# INFORMATION SUPPLIED:
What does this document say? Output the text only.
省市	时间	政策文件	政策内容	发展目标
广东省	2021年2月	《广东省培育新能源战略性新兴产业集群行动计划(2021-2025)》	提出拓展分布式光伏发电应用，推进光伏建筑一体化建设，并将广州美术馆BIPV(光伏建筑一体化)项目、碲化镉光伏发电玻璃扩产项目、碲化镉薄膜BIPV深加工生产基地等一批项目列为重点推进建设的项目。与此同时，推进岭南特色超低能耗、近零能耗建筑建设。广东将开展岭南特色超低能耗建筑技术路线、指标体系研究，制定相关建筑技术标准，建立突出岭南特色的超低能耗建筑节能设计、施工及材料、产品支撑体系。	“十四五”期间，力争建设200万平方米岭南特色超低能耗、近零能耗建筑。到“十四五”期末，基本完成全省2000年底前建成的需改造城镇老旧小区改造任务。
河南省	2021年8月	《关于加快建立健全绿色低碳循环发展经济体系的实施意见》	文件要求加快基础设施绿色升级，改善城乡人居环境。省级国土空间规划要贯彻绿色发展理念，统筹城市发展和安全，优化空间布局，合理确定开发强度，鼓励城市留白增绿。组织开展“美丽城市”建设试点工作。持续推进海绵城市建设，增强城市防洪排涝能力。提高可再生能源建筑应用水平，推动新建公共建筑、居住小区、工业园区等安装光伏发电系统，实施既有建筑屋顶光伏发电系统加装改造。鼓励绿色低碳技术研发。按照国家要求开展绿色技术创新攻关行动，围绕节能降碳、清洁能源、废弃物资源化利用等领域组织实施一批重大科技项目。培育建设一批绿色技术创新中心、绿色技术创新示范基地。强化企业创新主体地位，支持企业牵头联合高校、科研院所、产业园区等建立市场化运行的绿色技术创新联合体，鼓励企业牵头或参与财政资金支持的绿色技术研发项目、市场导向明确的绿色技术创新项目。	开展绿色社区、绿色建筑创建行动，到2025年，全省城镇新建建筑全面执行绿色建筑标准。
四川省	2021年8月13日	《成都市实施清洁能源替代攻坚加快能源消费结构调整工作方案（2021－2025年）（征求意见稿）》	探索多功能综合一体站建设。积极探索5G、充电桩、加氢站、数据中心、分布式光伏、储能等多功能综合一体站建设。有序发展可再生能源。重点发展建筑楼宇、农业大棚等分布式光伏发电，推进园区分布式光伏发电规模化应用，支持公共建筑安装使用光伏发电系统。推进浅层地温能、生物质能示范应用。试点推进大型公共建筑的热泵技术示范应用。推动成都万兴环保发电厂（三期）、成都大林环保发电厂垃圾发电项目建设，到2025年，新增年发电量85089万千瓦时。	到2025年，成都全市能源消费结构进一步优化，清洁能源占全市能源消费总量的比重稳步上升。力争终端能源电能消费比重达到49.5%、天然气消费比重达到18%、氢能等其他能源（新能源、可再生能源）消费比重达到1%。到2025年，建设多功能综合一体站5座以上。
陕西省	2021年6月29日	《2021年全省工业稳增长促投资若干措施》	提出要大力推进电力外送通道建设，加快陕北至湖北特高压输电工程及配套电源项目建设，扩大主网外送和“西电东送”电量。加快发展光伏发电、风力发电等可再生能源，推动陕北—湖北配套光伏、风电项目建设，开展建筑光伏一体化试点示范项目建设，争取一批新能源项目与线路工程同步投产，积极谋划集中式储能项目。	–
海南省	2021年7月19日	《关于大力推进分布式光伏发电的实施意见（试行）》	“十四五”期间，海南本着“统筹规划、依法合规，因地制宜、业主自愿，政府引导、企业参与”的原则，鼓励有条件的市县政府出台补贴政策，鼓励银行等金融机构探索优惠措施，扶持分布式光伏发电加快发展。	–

# WORK TO BE COMPLETED:
Restate the data above word for word.

# EXERCISE SOLUTION:
What does this document say? Output the text only.
省市	时间	政策文件	政策内容	发展目标
广东省	2021年2月	《广东省培育新能源战略性新兴产业集群行动计划(2021-2025)》	提出拓展分布式光伏发电应用，推进光伏建筑一体化建设，并将广州美术馆BIPV(光伏建筑一体化)项目、碲化镉光伏发电玻璃扩产项目、碲化镉薄膜BIPV深加工生产基地等一批项目列为重点推进建设的项目。与此同时，推进岭南特色超低能耗、近零能耗建筑建设。广东将开展岭南特色超低能耗建筑技术路线、指标体系研究，制定相关建筑技术标准，建立突出岭南特色的超低能耗建筑节能设计、施工及材料、产品支撑体系。	“十四五”期间，力争建设200万平方米岭南特色超低能耗、近零能耗建筑。到“十四五”期末，基本完成全省2000年底前建成的需改造城镇老旧小区改造任务。
河南省	2021年8月	《关于加快建立健全绿色低碳循环发展经济体系的实施意见》	文件要求加快基础设施绿色升级，改善城乡人居环境。省级国土空间规划要贯彻绿色发展理念，统筹城市发展和安全，优化空间布局，合理确定开发强度，鼓励城市留白增绿。组织开展“美丽城市”建设试点工作。持续推进海绵城市建设，增强城市防洪排涝能力。提高可再生能源建筑应用水平，推动新建公共建筑、居住小区、工业园区等安装光伏发电系统，实施既有建筑屋顶光伏发电系统加装改造。鼓励绿色低碳技术研发。按照国家要求开展绿色技术创新攻关行动，围绕节能降碳、清洁能源、废弃物资源化利用等领域组织实施一批重大科技项目。培育建设一批绿色技术创新中心、绿色技术创新示范基地。强化企业创新主体地位，支持企业牵头联合高校、科研院所、产业园区等建立市场化运行的绿色技术创新联合体，鼓励企业牵头或参与财政资金支持的绿色技术研发项目、市场导向明确的绿色技术创新项目。	开展绿色社区、绿色建筑创建行动，到2025年，全省城镇新建建筑全面执行绿色建筑标准。
四川省	2021年8月13日	《成都市实施清洁能源替代攻坚加快能源消费结构调整工作方案（2021－2025年）（征求意见稿）》	探索多功能综合一体站建设。积极探索5G、充电桩、加氢站、数据中心、分布式光伏、储能等多功能综合一体站建设。有序发展可再生能源。重点发展建筑楼宇、农业大棚等分布式光伏发电，推进园区分布式光伏发电规模化应用，支持公共建筑安装使用光伏发电系统。推进浅层地温能、生物质能示范应用。试点推进大型公共建筑的热泵技术示范应用。推动成都万兴环保发电厂（三期）、成都大林环保发电厂垃圾发电项目建设，到2025年，新增年发电量85089万千瓦时。	到2025年，成都全市能源消费结构进一步优化，清洁能源占全市能源消费总量的比重稳步上升。力争终端能源电能消费比重达到49.5%、天然气消费比重达到18%、氢能等其他能源（新能源、可再生能源）消费比重达到1%。到2025年，建设多功能综合一体站5座以上。
陕西省	2021年6月29日	《2021年全省工业稳增长促投资若干措施》	提出要大力推进电力外送通道建设，加快陕北至湖北特高压输电工程及配套电源项目建设，扩大主网外送和“西电东送”电量。加快发展光伏发电、风力发电等可再生能源，推动陕北—湖北配套光伏、风电项目建设，开展建筑光伏一体化试点示范项目建设，争取一批新能源项目与线路工程同步投产，积极谋划集中式储能项目。	–
海南省	2021年7月19日	《关于大力推进分布式光伏发电的实施意见（试行）》	“十四五”期间，海南本着“统筹规划、依法合规，因地制宜、业主自愿，政府引导、企业参与”的原则，鼓励有条件的市县政府出台补贴政策，鼓励银行等金融机构探索优惠措施，扶持分布式光伏发电加快发展。	–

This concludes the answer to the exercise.